» **Exercise data**:
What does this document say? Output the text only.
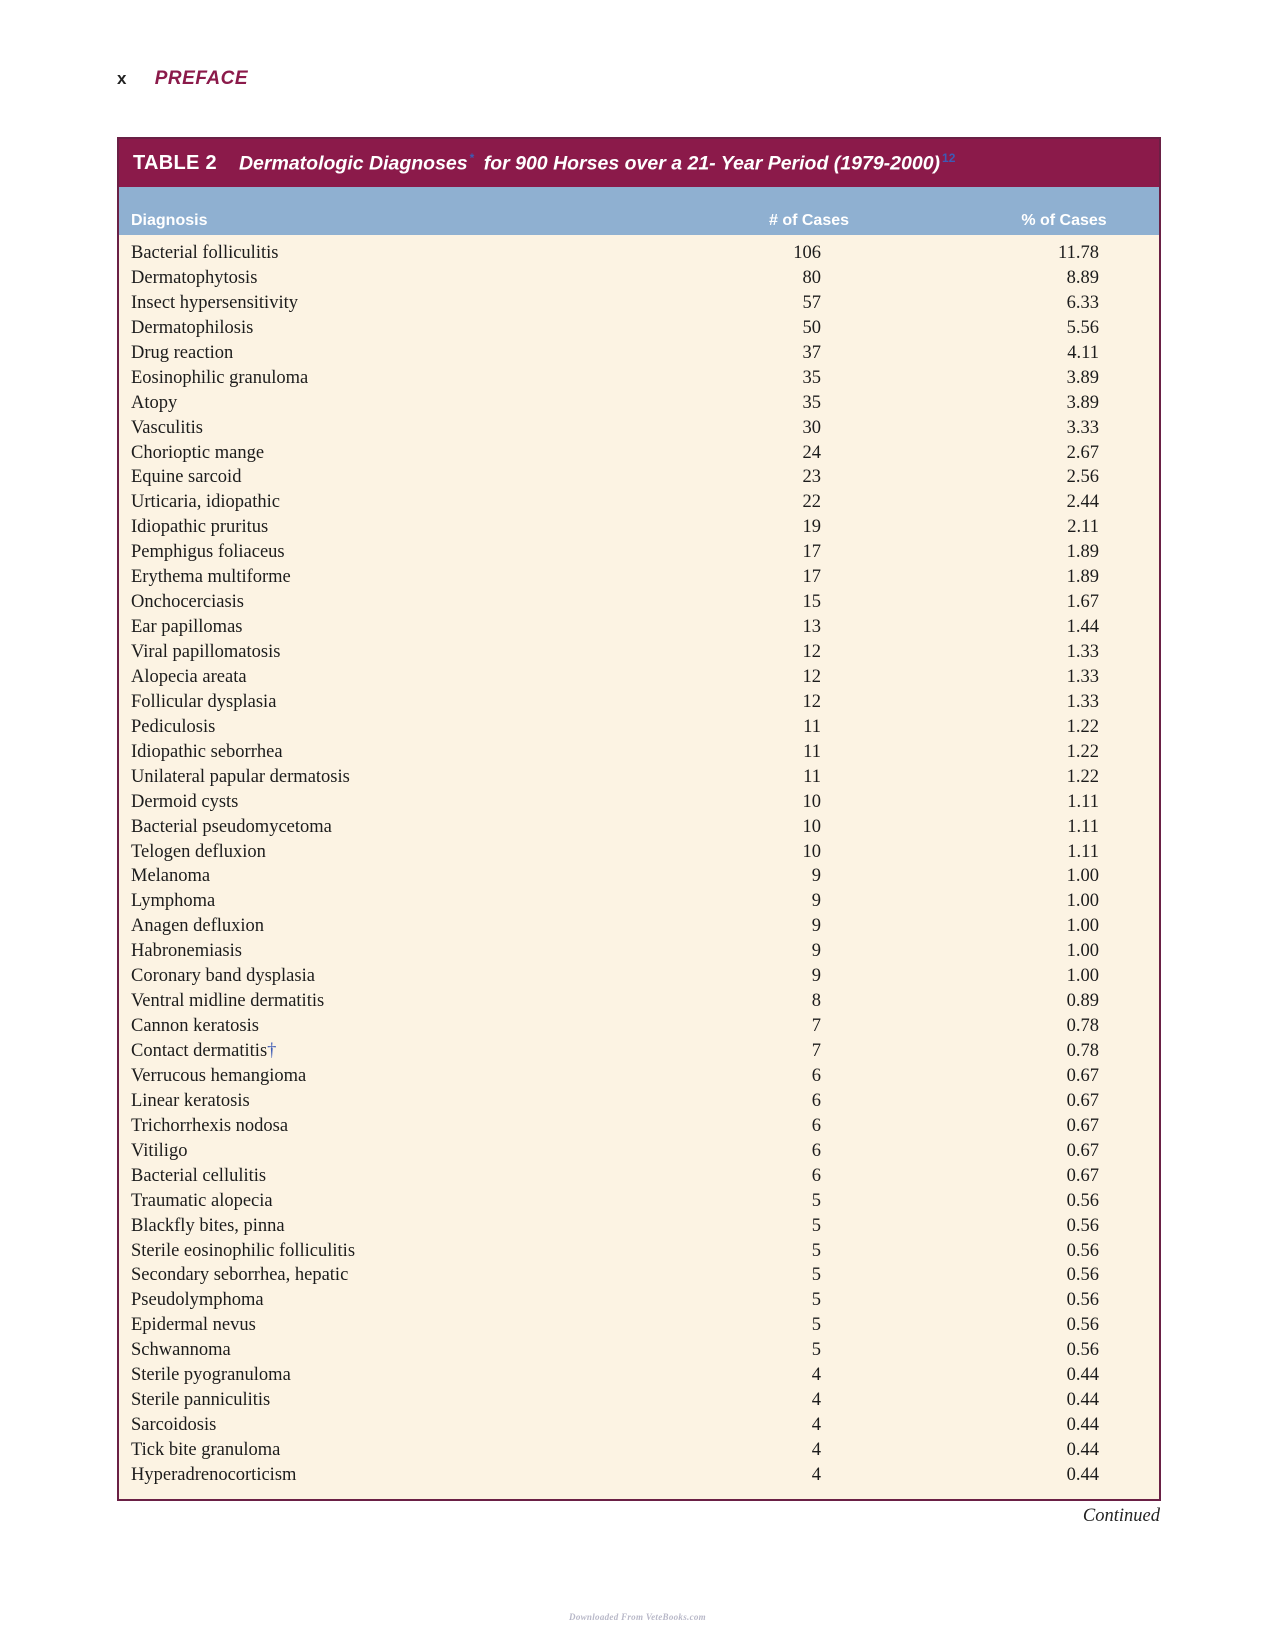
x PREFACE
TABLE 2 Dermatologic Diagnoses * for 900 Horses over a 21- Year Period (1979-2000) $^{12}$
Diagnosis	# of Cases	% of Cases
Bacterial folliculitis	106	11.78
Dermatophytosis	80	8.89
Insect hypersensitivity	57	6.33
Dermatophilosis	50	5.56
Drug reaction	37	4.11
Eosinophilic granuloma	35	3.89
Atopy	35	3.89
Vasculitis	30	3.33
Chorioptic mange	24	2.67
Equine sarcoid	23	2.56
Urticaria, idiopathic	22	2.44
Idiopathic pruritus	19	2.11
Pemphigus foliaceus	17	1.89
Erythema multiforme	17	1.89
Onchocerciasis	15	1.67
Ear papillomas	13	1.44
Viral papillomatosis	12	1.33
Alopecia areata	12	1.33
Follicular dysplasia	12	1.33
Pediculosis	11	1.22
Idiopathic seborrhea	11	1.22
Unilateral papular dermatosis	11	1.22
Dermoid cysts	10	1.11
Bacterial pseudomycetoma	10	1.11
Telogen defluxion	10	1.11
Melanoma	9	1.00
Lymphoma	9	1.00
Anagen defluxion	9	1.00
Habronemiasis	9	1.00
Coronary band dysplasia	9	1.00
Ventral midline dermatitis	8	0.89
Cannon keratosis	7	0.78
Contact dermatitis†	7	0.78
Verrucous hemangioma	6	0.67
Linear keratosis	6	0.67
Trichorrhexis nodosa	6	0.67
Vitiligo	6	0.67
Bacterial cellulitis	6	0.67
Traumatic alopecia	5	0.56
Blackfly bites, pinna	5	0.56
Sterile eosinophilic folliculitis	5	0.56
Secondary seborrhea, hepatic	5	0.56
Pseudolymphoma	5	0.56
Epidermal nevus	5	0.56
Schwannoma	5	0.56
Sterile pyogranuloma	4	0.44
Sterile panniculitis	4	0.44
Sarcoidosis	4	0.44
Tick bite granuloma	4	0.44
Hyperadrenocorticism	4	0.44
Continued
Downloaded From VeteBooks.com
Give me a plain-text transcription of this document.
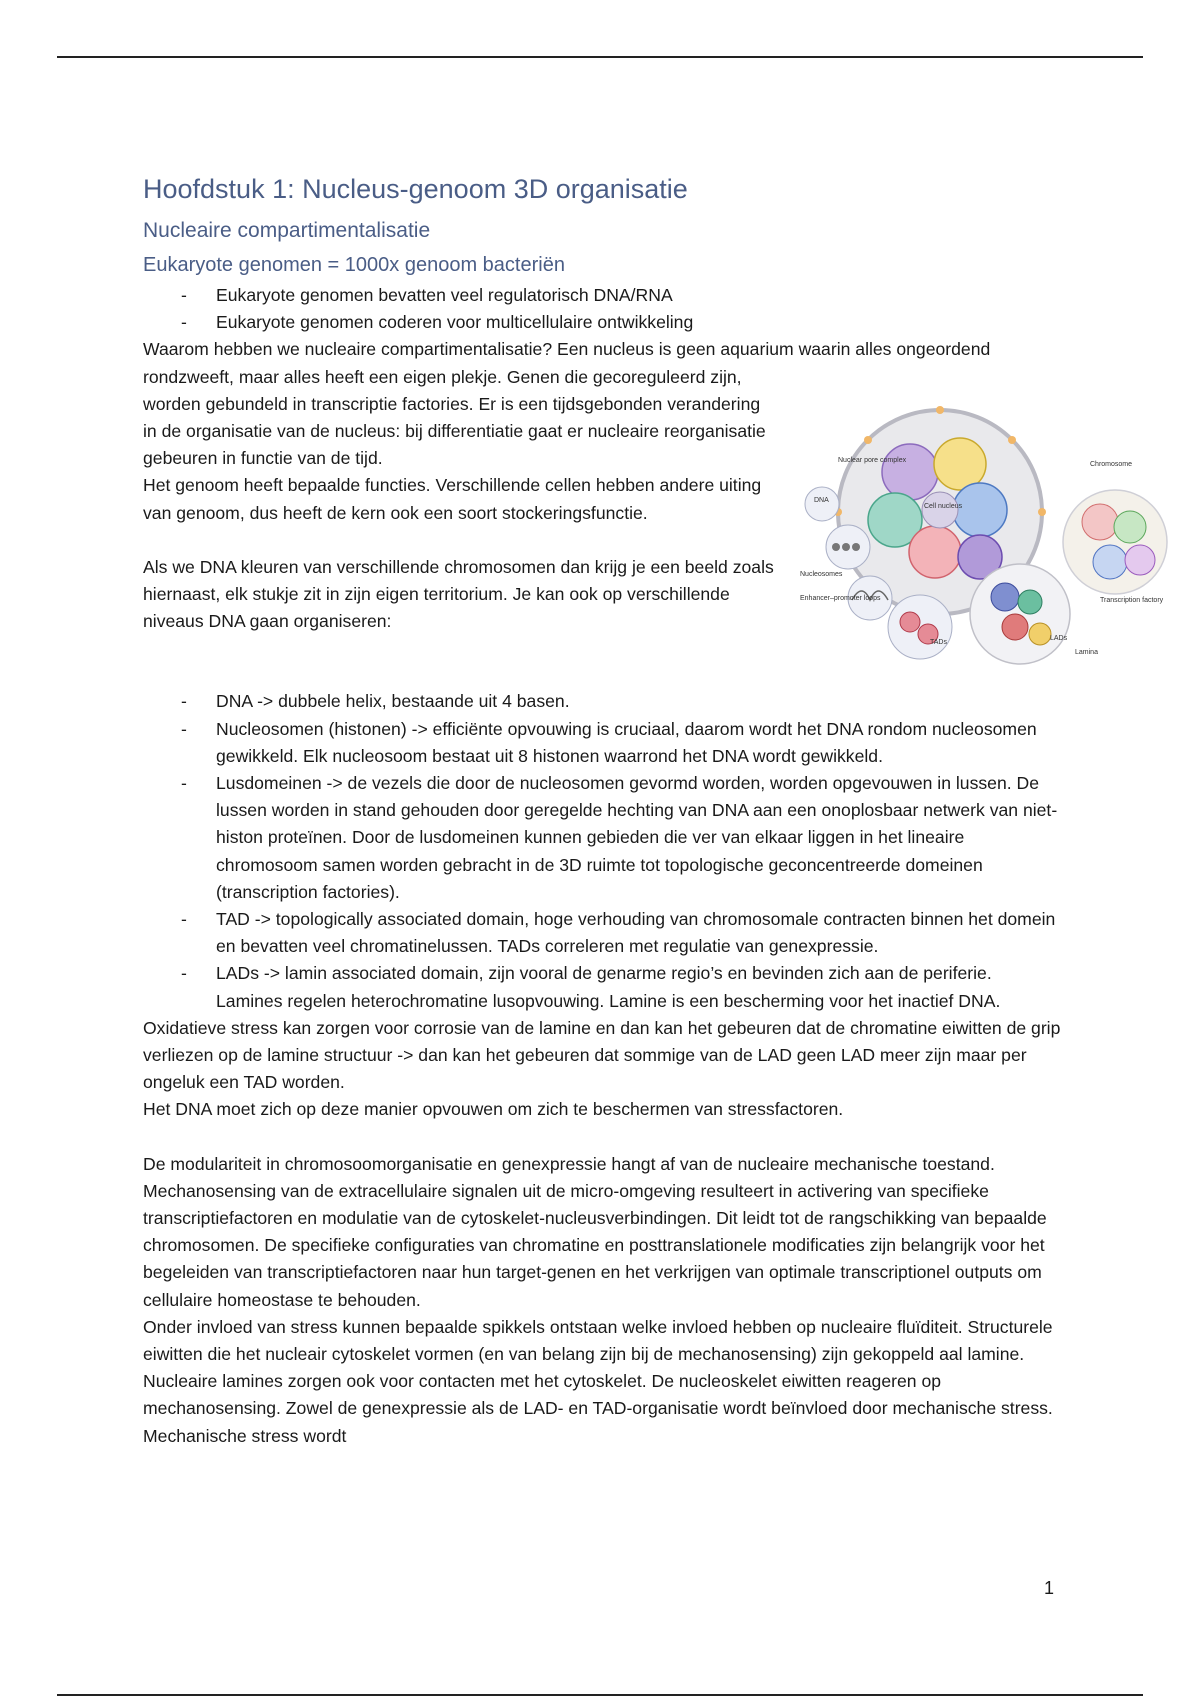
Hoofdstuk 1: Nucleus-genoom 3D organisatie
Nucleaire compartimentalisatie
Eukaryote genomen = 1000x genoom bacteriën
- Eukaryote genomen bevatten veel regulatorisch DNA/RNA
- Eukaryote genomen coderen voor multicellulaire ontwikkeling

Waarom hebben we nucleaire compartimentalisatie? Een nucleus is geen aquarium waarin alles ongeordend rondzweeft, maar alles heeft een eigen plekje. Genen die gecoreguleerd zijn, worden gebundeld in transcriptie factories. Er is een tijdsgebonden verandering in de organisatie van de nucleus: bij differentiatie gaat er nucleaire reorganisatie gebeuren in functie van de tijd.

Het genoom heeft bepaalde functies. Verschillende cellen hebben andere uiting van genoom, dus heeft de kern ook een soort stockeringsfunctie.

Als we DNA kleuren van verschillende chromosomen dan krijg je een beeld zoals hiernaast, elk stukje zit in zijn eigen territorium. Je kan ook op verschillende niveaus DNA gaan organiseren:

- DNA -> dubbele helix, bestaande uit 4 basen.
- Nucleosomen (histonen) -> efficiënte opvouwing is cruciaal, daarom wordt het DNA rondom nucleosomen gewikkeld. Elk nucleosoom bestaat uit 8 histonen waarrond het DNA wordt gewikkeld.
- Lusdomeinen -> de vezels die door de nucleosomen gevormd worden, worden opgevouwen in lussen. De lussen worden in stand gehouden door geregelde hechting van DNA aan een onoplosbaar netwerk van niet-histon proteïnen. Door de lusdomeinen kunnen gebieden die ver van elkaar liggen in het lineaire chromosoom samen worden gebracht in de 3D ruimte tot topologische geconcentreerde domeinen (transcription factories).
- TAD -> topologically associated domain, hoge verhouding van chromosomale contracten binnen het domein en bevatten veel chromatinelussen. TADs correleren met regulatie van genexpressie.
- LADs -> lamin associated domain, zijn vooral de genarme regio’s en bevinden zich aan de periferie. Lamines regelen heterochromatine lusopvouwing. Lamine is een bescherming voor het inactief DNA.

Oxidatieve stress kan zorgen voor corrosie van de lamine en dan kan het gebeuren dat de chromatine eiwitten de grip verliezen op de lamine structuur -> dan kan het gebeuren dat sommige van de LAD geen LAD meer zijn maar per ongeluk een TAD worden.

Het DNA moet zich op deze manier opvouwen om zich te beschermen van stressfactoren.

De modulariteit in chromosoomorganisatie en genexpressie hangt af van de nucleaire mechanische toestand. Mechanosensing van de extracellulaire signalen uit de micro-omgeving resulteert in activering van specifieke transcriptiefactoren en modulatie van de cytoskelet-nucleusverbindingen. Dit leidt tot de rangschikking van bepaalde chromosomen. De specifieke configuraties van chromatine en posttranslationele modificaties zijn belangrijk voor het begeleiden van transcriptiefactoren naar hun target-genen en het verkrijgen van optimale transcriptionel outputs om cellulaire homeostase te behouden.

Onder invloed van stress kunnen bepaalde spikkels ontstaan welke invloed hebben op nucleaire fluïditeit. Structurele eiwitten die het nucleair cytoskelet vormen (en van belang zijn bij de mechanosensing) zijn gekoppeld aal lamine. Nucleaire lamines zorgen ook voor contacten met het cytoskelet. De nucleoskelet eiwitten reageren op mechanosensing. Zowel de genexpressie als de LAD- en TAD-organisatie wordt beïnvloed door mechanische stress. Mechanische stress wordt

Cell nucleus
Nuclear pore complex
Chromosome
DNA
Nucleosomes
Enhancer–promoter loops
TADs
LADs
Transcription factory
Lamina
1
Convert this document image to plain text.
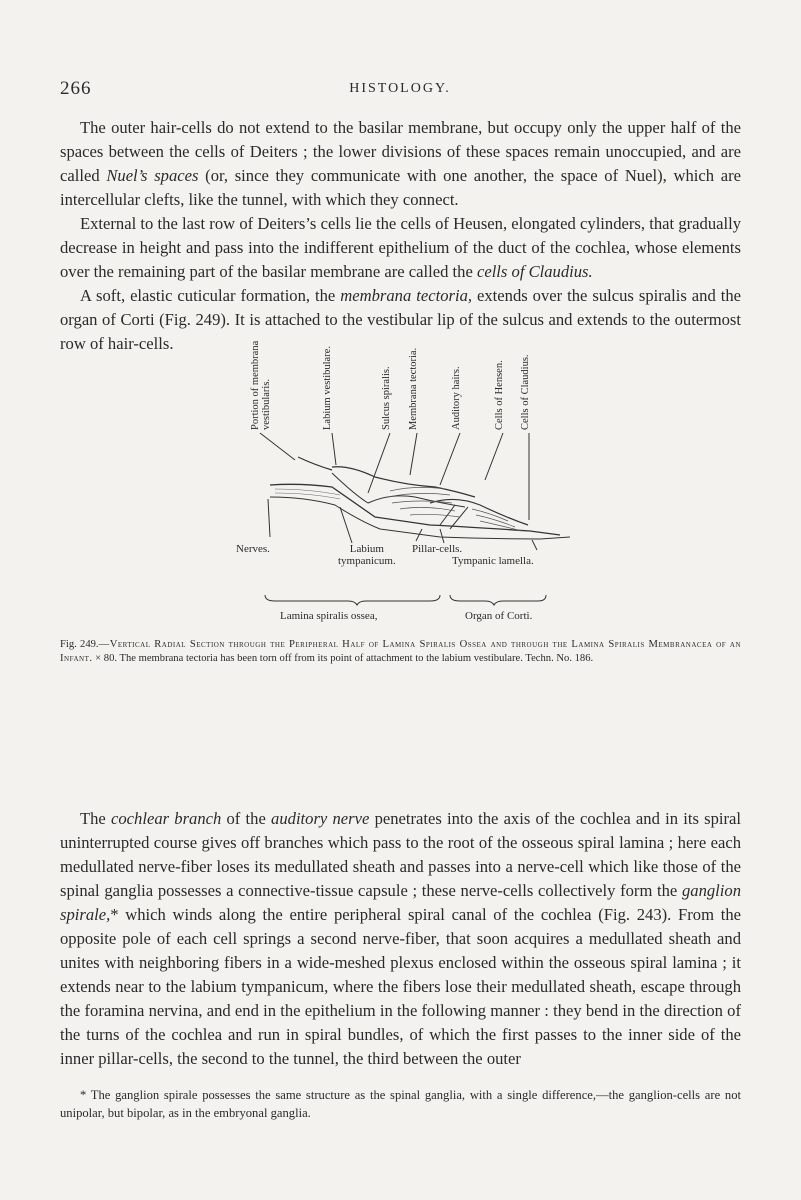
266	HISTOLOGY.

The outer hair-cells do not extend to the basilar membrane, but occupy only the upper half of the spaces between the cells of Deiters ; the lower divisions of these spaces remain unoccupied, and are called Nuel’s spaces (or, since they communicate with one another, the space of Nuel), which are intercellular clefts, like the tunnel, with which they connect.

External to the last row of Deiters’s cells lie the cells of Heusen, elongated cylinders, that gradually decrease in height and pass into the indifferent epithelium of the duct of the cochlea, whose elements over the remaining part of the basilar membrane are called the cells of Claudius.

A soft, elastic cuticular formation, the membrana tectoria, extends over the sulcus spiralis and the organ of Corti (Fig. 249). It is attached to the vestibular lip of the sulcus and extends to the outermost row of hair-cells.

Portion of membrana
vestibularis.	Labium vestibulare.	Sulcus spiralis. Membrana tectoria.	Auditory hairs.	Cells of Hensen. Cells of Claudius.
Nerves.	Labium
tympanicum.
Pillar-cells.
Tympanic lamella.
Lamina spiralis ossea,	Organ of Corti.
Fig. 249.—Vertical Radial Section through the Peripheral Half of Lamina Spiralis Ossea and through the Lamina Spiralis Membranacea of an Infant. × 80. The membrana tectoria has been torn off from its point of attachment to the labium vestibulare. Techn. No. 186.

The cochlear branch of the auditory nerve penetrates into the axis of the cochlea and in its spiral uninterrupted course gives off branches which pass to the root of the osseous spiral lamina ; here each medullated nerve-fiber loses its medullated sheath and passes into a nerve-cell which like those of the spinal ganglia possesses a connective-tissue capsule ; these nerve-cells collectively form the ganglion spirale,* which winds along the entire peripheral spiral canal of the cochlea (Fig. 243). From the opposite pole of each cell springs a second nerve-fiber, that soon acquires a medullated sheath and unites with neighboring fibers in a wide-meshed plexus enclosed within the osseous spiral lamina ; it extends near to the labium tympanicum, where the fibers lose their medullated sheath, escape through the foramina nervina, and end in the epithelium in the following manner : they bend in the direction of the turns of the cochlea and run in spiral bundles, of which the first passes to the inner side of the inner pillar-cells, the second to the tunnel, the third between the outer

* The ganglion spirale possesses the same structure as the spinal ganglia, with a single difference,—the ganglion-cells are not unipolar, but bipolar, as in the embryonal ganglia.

» **What you need to do**:
Check every line of the entries above, and copy those that carry the string "compartimentalisatie".

» **Solution to this task**:
Nucleaire compartimentalisatie
Waarom hebben we nucleaire compartimentalisatie? Een nucleus is geen aquarium waarin alles ongeordend rondzweeft, maar alles heeft een eigen plekje. Genen die gecoreguleerd zijn, worden gebundeld in transcriptie factories. Er is een tijdsgebonden verandering in de organisatie van de nucleus: bij differentiatie gaat er nucleaire reorganisatie gebeuren in functie van de tijd.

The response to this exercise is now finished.